**ENTRIES SUPPLIED**

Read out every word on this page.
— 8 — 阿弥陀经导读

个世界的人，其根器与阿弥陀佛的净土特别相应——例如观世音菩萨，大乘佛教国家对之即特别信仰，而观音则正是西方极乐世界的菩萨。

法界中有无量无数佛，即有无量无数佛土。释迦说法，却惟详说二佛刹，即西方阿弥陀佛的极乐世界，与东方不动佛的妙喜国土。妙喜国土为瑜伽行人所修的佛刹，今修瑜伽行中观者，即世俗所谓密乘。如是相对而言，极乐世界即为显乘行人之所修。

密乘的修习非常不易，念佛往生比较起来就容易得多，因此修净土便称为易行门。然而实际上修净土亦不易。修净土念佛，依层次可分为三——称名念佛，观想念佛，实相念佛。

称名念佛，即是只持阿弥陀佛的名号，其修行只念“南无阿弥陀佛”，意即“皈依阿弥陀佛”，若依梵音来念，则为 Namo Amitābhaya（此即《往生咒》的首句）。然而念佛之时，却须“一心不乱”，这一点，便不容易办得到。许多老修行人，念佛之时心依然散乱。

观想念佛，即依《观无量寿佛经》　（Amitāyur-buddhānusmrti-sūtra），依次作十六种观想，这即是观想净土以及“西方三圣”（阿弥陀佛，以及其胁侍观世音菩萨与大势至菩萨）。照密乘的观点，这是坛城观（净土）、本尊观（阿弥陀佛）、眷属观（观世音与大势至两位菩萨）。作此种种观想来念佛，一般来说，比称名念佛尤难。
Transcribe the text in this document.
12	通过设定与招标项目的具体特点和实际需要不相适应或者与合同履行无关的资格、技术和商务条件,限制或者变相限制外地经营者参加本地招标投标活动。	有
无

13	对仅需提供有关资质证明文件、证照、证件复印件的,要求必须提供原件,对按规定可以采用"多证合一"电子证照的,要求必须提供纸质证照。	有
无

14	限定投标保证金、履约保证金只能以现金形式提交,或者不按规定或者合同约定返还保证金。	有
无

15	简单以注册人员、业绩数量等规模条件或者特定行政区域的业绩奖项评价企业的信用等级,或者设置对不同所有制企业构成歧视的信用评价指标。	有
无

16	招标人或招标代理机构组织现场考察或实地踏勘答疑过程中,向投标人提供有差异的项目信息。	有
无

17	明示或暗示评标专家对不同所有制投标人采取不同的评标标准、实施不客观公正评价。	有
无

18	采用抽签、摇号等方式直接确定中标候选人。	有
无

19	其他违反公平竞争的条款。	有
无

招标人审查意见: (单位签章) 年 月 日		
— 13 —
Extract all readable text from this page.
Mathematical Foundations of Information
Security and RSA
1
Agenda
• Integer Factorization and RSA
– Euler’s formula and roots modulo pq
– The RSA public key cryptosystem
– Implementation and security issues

**STATED GOAL**
Restate each of the entries above verbatim.

**IN RESPONSE**
Read out every word on this page.
— 8 — 阿弥陀经导读

个世界的人，其根器与阿弥陀佛的净土特别相应——例如观世音菩萨，大乘佛教国家对之即特别信仰，而观音则正是西方极乐世界的菩萨。

法界中有无量无数佛，即有无量无数佛土。释迦说法，却惟详说二佛刹，即西方阿弥陀佛的极乐世界，与东方不动佛的妙喜国土。妙喜国土为瑜伽行人所修的佛刹，今修瑜伽行中观者，即世俗所谓密乘。如是相对而言，极乐世界即为显乘行人之所修。

密乘的修习非常不易，念佛往生比较起来就容易得多，因此修净土便称为易行门。然而实际上修净土亦不易。修净土念佛，依层次可分为三——称名念佛，观想念佛，实相念佛。

称名念佛，即是只持阿弥陀佛的名号，其修行只念“南无阿弥陀佛”，意即“皈依阿弥陀佛”，若依梵音来念，则为 Namo Amitābhaya（此即《往生咒》的首句）。然而念佛之时，却须“一心不乱”，这一点，便不容易办得到。许多老修行人，念佛之时心依然散乱。

观想念佛，即依《观无量寿佛经》　（Amitāyur-buddhānusmrti-sūtra），依次作十六种观想，这即是观想净土以及“西方三圣”（阿弥陀佛，以及其胁侍观世音菩萨与大势至菩萨）。照密乘的观点，这是坛城观（净土）、本尊观（阿弥陀佛）、眷属观（观世音与大势至两位菩萨）。作此种种观想来念佛，一般来说，比称名念佛尤难。
Transcribe the text in this document.
12	通过设定与招标项目的具体特点和实际需要不相适应或者与合同履行无关的资格、技术和商务条件,限制或者变相限制外地经营者参加本地招标投标活动。	有
无

13	对仅需提供有关资质证明文件、证照、证件复印件的,要求必须提供原件,对按规定可以采用"多证合一"电子证照的,要求必须提供纸质证照。	有
无

14	限定投标保证金、履约保证金只能以现金形式提交,或者不按规定或者合同约定返还保证金。	有
无

15	简单以注册人员、业绩数量等规模条件或者特定行政区域的业绩奖项评价企业的信用等级,或者设置对不同所有制企业构成歧视的信用评价指标。	有
无

16	招标人或招标代理机构组织现场考察或实地踏勘答疑过程中,向投标人提供有差异的项目信息。	有
无

17	明示或暗示评标专家对不同所有制投标人采取不同的评标标准、实施不客观公正评价。	有
无

18	采用抽签、摇号等方式直接确定中标候选人。	有
无

19	其他违反公平竞争的条款。	有
无

招标人审查意见: (单位签章) 年 月 日		
— 13 —
Extract all readable text from this page.
Mathematical Foundations of Information
Security and RSA
1
Agenda
• Integer Factorization and RSA
– Euler’s formula and roots modulo pq
– The RSA public key cryptosystem
– Implementation and security issues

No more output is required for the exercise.